(Figure record extracts)
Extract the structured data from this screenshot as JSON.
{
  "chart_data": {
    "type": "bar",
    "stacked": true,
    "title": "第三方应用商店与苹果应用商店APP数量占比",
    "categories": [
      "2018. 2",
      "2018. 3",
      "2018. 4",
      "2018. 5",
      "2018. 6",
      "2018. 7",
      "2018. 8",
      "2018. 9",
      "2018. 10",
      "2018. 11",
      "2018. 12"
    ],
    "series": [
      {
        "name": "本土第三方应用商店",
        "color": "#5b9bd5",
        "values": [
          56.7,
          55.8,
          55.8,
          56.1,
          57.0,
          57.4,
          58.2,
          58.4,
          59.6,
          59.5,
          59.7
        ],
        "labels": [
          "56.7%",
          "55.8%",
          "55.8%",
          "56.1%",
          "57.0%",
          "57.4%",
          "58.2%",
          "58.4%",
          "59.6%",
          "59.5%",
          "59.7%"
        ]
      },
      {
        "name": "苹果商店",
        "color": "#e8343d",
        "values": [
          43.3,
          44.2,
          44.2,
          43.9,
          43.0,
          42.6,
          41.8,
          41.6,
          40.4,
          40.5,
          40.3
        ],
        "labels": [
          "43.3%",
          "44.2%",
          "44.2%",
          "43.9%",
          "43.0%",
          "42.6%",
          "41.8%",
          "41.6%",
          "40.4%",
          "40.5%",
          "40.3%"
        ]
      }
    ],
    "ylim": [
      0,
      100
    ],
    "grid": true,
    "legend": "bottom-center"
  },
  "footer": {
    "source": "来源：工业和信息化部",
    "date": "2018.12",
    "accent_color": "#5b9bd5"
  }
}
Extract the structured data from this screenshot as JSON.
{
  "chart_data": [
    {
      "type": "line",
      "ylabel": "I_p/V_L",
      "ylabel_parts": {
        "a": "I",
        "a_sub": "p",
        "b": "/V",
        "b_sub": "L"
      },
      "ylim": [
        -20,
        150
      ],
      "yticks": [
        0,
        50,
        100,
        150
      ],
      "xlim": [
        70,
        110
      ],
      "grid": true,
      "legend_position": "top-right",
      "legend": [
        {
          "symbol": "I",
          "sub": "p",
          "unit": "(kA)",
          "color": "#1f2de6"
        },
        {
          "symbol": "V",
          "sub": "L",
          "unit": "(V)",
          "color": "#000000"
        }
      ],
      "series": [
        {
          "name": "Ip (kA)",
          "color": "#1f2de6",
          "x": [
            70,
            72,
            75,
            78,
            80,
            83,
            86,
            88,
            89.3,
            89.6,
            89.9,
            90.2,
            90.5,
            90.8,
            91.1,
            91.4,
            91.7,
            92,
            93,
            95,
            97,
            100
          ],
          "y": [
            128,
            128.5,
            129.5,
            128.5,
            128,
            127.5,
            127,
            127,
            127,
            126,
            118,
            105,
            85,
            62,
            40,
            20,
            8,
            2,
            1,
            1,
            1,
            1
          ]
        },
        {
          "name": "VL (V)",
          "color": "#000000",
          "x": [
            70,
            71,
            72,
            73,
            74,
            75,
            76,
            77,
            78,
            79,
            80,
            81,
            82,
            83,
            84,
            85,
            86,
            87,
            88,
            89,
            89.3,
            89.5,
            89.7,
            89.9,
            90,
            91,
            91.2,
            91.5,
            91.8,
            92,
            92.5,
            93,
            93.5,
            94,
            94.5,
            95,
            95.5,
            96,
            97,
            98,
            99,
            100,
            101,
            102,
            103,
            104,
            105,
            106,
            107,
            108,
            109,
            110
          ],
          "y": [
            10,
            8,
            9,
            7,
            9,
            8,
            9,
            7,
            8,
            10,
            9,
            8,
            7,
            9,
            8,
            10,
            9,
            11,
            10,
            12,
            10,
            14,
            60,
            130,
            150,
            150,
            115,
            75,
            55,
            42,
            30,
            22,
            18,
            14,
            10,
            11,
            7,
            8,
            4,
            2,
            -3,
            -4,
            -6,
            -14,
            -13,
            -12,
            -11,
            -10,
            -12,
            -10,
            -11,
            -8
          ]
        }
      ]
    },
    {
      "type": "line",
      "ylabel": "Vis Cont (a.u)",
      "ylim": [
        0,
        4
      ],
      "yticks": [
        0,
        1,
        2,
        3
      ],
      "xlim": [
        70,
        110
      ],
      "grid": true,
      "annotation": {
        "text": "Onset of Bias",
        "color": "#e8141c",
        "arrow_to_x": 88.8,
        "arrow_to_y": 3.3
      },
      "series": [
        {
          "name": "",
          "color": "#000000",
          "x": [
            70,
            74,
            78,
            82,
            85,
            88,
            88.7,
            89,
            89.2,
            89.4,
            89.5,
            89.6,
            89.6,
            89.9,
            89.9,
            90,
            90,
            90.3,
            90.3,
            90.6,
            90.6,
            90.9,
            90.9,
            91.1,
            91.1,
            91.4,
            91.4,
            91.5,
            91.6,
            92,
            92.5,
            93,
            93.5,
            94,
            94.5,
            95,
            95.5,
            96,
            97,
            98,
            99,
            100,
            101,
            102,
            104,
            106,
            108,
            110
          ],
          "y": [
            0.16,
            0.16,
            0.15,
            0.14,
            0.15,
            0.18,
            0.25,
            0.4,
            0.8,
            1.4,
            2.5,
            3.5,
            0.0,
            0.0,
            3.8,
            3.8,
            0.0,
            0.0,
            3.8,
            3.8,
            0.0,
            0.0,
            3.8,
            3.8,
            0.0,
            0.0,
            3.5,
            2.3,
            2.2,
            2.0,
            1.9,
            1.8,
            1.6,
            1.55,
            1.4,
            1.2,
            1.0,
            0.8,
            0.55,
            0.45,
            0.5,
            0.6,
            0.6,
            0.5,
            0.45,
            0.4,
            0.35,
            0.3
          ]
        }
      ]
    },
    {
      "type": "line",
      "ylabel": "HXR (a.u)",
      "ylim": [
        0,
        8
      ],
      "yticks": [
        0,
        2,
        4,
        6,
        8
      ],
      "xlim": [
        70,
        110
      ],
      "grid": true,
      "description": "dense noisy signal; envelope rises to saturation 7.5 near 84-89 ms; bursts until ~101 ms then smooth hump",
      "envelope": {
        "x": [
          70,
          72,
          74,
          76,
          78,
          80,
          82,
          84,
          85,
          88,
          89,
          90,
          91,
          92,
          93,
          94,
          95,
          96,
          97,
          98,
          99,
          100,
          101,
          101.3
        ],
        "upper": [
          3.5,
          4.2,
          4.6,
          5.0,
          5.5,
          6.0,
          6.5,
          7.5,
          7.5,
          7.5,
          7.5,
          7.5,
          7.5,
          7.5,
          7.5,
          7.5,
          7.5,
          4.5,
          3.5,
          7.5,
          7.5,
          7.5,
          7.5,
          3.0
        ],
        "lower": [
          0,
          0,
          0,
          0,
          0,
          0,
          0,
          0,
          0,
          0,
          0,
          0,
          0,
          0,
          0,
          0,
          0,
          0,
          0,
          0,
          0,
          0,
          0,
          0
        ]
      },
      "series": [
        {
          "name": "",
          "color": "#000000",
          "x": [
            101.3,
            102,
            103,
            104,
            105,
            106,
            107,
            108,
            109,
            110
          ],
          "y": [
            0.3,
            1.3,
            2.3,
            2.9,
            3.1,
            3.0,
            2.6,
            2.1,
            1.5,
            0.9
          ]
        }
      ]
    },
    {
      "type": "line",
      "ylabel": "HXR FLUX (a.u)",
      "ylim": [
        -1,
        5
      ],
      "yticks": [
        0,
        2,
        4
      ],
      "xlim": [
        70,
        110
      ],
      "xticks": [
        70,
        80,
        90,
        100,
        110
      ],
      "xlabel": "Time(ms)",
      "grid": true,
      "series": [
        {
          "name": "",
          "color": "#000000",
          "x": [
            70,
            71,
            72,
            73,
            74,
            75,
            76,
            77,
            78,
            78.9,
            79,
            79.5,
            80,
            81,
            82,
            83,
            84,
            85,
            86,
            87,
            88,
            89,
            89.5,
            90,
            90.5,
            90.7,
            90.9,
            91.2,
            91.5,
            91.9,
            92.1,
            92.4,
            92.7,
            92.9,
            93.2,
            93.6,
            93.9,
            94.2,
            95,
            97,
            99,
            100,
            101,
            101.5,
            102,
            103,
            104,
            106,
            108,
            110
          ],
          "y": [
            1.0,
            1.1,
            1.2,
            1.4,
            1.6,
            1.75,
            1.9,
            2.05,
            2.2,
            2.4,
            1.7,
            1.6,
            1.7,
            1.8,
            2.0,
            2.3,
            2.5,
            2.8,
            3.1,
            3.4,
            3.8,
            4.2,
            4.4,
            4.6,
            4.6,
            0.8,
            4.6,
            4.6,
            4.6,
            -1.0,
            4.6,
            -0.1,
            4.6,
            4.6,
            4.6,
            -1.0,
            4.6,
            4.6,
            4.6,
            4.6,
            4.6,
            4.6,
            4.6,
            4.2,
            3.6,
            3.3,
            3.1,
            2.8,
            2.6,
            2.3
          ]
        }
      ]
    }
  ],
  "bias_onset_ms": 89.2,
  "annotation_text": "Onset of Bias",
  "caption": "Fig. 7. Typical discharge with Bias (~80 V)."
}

## STATED PROBLEM
Copy every line of the entries above in which "name" occurs.

## SOLUTION TO THE EXERCISE
        "name": "本土第三方应用商店",
        "name": "苹果商店",
          "name": "Ip (kA)",
          "name": "VL (V)",
          "name": "",
          "name": "",
          "name": "",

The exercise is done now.